**Data shown:**
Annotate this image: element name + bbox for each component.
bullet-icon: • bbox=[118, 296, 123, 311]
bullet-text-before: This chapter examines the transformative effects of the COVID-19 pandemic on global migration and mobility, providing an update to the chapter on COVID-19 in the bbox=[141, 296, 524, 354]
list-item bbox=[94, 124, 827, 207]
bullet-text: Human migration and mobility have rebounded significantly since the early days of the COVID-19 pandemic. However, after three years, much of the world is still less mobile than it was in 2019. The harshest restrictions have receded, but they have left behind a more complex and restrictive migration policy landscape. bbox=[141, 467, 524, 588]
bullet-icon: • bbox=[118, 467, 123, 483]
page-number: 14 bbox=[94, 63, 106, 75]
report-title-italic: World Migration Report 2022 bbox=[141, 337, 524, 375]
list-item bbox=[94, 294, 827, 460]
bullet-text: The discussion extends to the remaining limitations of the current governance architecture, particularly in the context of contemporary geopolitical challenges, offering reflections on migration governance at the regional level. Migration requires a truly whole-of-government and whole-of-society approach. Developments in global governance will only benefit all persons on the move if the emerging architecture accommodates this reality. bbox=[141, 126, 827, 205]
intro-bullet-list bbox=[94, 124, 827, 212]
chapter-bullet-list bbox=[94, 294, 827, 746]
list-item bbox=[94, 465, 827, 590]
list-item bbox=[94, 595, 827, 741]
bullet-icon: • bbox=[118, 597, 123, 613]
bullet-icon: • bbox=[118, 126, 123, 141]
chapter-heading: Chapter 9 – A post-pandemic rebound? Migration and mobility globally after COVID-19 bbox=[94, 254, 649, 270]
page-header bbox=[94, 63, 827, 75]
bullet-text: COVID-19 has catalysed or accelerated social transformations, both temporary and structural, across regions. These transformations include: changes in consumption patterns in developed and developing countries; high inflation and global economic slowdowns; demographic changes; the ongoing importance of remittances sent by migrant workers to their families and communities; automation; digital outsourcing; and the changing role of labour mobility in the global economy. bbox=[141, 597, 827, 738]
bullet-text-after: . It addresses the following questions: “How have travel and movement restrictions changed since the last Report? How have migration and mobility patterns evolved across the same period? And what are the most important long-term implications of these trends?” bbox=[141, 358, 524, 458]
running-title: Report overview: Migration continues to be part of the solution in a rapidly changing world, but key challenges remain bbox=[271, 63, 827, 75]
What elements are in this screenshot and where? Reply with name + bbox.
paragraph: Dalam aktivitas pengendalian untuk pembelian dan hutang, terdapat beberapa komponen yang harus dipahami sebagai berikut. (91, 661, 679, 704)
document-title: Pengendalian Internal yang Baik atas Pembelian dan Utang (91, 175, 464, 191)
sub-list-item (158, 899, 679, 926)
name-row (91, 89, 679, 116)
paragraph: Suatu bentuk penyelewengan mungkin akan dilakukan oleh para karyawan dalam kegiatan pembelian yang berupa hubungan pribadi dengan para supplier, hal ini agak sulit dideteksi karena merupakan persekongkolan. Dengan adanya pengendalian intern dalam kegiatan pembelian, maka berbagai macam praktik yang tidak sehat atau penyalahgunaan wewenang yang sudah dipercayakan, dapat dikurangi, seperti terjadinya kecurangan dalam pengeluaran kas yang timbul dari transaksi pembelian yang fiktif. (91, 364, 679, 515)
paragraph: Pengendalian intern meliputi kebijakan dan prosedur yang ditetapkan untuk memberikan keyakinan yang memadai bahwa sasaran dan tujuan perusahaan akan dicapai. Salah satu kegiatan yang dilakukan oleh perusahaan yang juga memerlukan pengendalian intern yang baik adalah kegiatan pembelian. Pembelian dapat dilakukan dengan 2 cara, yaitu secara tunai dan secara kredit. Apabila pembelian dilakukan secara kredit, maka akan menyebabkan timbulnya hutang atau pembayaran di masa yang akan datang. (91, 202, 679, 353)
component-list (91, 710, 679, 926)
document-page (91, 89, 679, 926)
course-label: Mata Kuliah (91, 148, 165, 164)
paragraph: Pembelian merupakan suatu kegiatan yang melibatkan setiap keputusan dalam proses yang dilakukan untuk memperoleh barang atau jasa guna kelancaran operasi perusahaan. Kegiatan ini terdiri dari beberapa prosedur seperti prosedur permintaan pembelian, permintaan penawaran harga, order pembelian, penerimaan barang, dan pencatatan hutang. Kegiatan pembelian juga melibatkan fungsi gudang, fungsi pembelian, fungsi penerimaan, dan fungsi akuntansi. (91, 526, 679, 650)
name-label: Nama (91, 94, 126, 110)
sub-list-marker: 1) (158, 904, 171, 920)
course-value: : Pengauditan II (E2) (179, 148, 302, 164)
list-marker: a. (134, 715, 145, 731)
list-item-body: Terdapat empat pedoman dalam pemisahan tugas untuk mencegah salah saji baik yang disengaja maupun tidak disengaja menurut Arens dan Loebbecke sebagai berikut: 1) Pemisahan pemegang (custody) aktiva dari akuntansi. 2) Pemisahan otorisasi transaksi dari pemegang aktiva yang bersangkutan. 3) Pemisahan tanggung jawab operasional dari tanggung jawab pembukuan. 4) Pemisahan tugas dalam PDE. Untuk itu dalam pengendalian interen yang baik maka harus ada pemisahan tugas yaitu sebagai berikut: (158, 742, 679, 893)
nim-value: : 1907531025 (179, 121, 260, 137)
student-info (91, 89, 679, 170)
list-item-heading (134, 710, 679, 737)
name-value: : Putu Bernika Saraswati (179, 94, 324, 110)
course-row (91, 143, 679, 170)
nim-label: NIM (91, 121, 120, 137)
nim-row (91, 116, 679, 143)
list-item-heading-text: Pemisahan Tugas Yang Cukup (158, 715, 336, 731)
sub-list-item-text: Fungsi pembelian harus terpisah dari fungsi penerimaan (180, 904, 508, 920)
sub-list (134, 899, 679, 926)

**What to work on:** Can you put every line of the items above into a Markdown table with two columns, Row and Line, numbering each row and leaving out any blank lines?

**The solution:**
| Row | Line |
|---|---|
| 1 | Annotate this image: element name + bbox for each component. |
| 2 | bullet-icon: • bbox=[118, 296, 123, 311] |
| 3 | bullet-text-before: This chapter examines the transformative effects of the COVID-19 pandemic on global migration and mobility, providing an update to the chapter on COVID-19 in the bbox=[141, 296, 524, 354] |
| 4 | list-item bbox=[94, 124, 827, 207] |
| 5 | bullet-text: Human migration and mobility have rebounded significantly since the early days of the COVID-19 pandemic. However, after three years, much of the world is still less mobile than it was in 2019. The harshest restrictions have receded, but they have left behind a more complex and restrictive migration policy landscape. bbox=[141, 467, 524, 588] |
| 6 | bullet-icon: • bbox=[118, 467, 123, 483] |
| 7 | page-number: 14 bbox=[94, 63, 106, 75] |
| 8 | report-title-italic: World Migration Report 2022 bbox=[141, 337, 524, 375] |
| 9 | list-item bbox=[94, 294, 827, 460] |
| 10 | bullet-text: The discussion extends to the remaining limitations of the current governance architecture, particularly in the context of contemporary geopolitical challenges, offering reflections on migration governance at the regional level. Migration requires a truly whole-of-government and whole-of-society approach. Developments in global governance will only benefit all persons on the move if the emerging architecture accommodates this reality. bbox=[141, 126, 827, 205] |
| 11 | intro-bullet-list bbox=[94, 124, 827, 212] |
| 12 | chapter-bullet-list bbox=[94, 294, 827, 746] |
| 13 | list-item bbox=[94, 465, 827, 590] |
| 14 | list-item bbox=[94, 595, 827, 741] |
| 15 | bullet-icon: • bbox=[118, 597, 123, 613] |
| 16 | bullet-icon: • bbox=[118, 126, 123, 141] |
| 17 | chapter-heading: Chapter 9 – A post-pandemic rebound? Migration and mobility globally after COVID-19 bbox=[94, 254, 649, 270] |
| 18 | page-header bbox=[94, 63, 827, 75] |
| 19 | bullet-text: COVID-19 has catalysed or accelerated social transformations, both temporary and structural, across regions. These transformations include: changes in consumption patterns in developed and developing countries; high inflation and global economic slowdowns; demographic changes; the ongoing importance of remittances sent by migrant workers to their families and communities; automation; digital outsourcing; and the changing role of labour mobility in the global economy. bbox=[141, 597, 827, 738] |
| 20 | bullet-text-after: . It addresses the following questions: “How have travel and movement restrictions changed since the last Report? How have migration and mobility patterns evolved across the same period? And what are the most important long-term implications of these trends?” bbox=[141, 358, 524, 458] |
| 21 | running-title: Report overview: Migration continues to be part of the solution in a rapidly changing world, but key challenges remain bbox=[271, 63, 827, 75] |
| 22 | What elements are in this screenshot and where? Reply with name + bbox. |
| 23 | paragraph: Dalam aktivitas pengendalian untuk pembelian dan hutang, terdapat beberapa komponen yang harus dipahami sebagai berikut. (91, 661, 679, 704) |
| 24 | document-title: Pengendalian Internal yang Baik atas Pembelian dan Utang (91, 175, 464, 191) |
| 25 | sub-list-item (158, 899, 679, 926) |
| 26 | name-row (91, 89, 679, 116) |
| 27 | paragraph: Suatu bentuk penyelewengan mungkin akan dilakukan oleh para karyawan dalam kegiatan pembelian yang berupa hubungan pribadi dengan para supplier, hal ini agak sulit dideteksi karena merupakan persekongkolan. Dengan adanya pengendalian intern dalam kegiatan pembelian, maka berbagai macam praktik yang tidak sehat atau penyalahgunaan wewenang yang sudah dipercayakan, dapat dikurangi, seperti terjadinya kecurangan dalam pengeluaran kas yang timbul dari transaksi pembelian yang fiktif. (91, 364, 679, 515) |
| 28 | paragraph: Pengendalian intern meliputi kebijakan dan prosedur yang ditetapkan untuk memberikan keyakinan yang memadai bahwa sasaran dan tujuan perusahaan akan dicapai. Salah satu kegiatan yang dilakukan oleh perusahaan yang juga memerlukan pengendalian intern yang baik adalah kegiatan pembelian. Pembelian dapat dilakukan dengan 2 cara, yaitu secara tunai dan secara kredit. Apabila pembelian dilakukan secara kredit, maka akan menyebabkan timbulnya hutang atau pembayaran di masa yang akan datang. (91, 202, 679, 353) |
| 29 | component-list (91, 710, 679, 926) |
| 30 | document-page (91, 89, 679, 926) |
| 31 | course-label: Mata Kuliah (91, 148, 165, 164) |
| 32 | paragraph: Pembelian merupakan suatu kegiatan yang melibatkan setiap keputusan dalam proses yang dilakukan untuk memperoleh barang atau jasa guna kelancaran operasi perusahaan. Kegiatan ini terdiri dari beberapa prosedur seperti prosedur permintaan pembelian, permintaan penawaran harga, order pembelian, penerimaan barang, dan pencatatan hutang. Kegiatan pembelian juga melibatkan fungsi gudang, fungsi pembelian, fungsi penerimaan, dan fungsi akuntansi. (91, 526, 679, 650) |
| 33 | name-label: Nama (91, 94, 126, 110) |
| 34 | sub-list-marker: 1) (158, 904, 171, 920) |
| 35 | course-value: : Pengauditan II (E2) (179, 148, 302, 164) |
| 36 | list-marker: a. (134, 715, 145, 731) |
| 37 | list-item-body: Terdapat empat pedoman dalam pemisahan tugas untuk mencegah salah saji baik yang disengaja maupun tidak disengaja menurut Arens dan Loebbecke sebagai berikut: 1) Pemisahan pemegang (custody) aktiva dari akuntansi. 2) Pemisahan otorisasi transaksi dari pemegang aktiva yang bersangkutan. 3) Pemisahan tanggung jawab operasional dari tanggung jawab pembukuan. 4) Pemisahan tugas dalam PDE. Untuk itu dalam pengendalian interen yang baik maka harus ada pemisahan tugas yaitu sebagai berikut: (158, 742, 679, 893) |
| 38 | nim-value: : 1907531025 (179, 121, 260, 137) |
| 39 | student-info (91, 89, 679, 170) |
| 40 | list-item-heading (134, 710, 679, 737) |
| 41 | name-value: : Putu Bernika Saraswati (179, 94, 324, 110) |
| 42 | course-row (91, 143, 679, 170) |
| 43 | nim-label: NIM (91, 121, 120, 137) |
| 44 | nim-row (91, 116, 679, 143) |
| 45 | list-item-heading-text: Pemisahan Tugas Yang Cukup (158, 715, 336, 731) |
| 46 | sub-list-item-text: Fungsi pembelian harus terpisah dari fungsi penerimaan (180, 904, 508, 920) |
| 47 | sub-list (134, 899, 679, 926) |